> **Exercise aim**
The records are to be restated in their entirety, word for word.

======== Available data ========

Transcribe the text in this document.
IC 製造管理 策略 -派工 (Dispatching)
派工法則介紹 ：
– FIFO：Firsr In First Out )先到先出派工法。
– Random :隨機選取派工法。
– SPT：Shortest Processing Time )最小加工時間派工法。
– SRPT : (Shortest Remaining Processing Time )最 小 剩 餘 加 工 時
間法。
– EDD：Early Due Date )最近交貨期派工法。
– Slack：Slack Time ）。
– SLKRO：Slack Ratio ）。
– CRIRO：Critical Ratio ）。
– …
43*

========

> **Answer below**
Transcribe the text in this document.
IC 製造管理 策略 -派工 (Dispatching)
派工法則介紹 ：
– FIFO：Firsr In First Out )先到先出派工法。
– Random :隨機選取派工法。
– SPT：Shortest Processing Time )最小加工時間派工法。
– SRPT : (Shortest Remaining Processing Time )最 小 剩 餘 加 工 時
間法。
– EDD：Early Due Date )最近交貨期派工法。
– Slack：Slack Time ）。
– SLKRO：Slack Ratio ）。
– CRIRO：Critical Ratio ）。
– …
43*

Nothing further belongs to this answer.